TASK TO CARRY OUT
From the listing below, return each line that includes "образований".

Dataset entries
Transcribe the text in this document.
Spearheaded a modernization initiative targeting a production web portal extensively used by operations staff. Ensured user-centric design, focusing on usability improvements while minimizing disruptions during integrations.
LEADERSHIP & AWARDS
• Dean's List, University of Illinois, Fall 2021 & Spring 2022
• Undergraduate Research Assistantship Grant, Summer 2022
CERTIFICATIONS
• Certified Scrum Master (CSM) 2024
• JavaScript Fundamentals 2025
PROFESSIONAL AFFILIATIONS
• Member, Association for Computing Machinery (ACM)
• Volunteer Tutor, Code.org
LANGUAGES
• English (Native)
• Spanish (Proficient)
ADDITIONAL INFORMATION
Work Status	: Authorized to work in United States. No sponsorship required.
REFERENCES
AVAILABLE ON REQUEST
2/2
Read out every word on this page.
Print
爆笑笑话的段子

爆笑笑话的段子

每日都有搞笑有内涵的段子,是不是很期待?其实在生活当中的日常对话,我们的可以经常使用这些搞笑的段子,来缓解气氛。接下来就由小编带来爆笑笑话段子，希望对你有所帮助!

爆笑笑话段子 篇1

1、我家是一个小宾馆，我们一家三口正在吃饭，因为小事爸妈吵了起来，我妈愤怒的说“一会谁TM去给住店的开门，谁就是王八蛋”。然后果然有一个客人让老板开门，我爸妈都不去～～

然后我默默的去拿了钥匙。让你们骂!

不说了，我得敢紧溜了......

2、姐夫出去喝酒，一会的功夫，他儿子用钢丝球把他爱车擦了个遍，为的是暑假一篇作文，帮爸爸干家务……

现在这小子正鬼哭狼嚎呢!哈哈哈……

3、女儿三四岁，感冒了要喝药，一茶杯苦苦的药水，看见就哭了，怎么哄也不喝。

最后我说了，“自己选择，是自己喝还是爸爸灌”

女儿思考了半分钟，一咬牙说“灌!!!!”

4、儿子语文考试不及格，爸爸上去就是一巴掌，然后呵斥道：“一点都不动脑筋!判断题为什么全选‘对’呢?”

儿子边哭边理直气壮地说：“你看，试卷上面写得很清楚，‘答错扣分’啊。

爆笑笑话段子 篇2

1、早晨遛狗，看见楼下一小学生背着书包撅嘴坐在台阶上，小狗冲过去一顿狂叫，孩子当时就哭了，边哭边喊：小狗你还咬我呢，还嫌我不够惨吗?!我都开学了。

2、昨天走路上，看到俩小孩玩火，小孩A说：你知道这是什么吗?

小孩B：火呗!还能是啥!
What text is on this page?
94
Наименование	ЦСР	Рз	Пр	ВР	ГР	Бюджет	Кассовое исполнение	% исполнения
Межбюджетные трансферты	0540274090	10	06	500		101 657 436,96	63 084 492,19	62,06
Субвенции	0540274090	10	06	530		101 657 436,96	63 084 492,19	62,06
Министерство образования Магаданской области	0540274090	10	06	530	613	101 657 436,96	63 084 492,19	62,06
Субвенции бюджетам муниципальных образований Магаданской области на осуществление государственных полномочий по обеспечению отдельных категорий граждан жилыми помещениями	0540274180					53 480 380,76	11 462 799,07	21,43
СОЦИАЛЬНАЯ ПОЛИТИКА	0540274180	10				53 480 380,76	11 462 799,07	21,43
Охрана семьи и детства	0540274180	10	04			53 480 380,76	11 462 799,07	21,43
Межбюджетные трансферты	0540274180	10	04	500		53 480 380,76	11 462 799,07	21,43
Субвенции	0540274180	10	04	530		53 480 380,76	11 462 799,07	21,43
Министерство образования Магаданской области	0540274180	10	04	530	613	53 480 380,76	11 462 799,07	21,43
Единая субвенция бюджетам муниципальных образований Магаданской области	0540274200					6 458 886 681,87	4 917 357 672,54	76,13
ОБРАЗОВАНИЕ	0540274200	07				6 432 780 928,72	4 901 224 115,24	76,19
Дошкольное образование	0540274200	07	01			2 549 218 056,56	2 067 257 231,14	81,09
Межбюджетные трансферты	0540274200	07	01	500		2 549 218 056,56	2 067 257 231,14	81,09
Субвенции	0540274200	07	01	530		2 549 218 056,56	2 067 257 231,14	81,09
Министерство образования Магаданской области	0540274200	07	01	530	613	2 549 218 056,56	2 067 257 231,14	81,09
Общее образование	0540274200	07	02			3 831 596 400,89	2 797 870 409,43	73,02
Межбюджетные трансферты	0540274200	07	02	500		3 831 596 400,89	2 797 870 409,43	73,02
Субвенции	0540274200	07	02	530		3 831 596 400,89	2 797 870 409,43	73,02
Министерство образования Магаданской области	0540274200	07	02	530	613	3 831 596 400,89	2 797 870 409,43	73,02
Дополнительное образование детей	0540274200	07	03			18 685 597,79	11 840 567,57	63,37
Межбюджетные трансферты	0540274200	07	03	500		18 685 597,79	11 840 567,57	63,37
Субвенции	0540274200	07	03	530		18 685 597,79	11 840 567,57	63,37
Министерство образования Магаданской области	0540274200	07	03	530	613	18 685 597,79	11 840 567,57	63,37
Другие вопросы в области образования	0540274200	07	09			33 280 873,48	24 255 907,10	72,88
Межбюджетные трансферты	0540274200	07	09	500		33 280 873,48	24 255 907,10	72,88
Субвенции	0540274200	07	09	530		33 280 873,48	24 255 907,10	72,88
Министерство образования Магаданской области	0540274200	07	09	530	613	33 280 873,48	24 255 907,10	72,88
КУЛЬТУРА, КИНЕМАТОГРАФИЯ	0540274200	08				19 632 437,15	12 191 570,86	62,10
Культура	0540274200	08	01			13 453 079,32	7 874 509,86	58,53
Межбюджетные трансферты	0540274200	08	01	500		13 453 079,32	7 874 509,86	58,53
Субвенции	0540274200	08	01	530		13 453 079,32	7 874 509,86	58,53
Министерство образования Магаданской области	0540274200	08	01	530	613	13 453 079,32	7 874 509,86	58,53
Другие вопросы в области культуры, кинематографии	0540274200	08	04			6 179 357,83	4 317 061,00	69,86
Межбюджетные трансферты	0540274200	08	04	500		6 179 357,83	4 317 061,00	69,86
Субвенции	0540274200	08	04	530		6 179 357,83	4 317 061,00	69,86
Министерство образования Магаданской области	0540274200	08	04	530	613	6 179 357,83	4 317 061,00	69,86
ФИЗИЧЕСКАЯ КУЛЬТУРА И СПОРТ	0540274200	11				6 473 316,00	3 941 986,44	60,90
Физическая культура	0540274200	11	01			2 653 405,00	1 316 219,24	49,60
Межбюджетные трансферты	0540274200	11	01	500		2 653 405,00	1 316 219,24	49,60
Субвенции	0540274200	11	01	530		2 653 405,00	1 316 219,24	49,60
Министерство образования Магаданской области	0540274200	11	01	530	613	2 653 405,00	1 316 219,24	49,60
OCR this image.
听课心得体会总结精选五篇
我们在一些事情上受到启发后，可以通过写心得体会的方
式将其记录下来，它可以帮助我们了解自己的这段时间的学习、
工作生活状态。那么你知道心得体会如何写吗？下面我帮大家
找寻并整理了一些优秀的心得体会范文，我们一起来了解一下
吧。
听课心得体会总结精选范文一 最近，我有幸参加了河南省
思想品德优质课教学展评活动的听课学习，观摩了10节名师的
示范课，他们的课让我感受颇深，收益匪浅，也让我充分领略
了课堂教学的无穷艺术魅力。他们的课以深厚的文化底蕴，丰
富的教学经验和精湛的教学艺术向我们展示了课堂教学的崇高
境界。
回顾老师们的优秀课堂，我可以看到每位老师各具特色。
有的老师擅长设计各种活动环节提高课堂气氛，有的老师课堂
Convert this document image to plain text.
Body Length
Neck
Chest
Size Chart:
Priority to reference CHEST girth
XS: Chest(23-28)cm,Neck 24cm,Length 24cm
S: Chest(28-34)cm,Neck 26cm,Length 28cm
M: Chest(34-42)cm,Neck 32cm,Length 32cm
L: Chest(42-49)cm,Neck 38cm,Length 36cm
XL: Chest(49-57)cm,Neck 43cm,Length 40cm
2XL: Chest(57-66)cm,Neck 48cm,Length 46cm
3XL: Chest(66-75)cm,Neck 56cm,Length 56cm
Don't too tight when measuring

ANSWER TO THIS PROBLEM
Субвенции бюджетам муниципальных образований Магаданской области на осуществление государственных полномочий по обеспечению отдельных категорий граждан жилыми помещениями	0540274180					53 480 380,76	11 462 799,07	21,43
Единая субвенция бюджетам муниципальных образований Магаданской области	0540274200					6 458 886 681,87	4 917 357 672,54	76,13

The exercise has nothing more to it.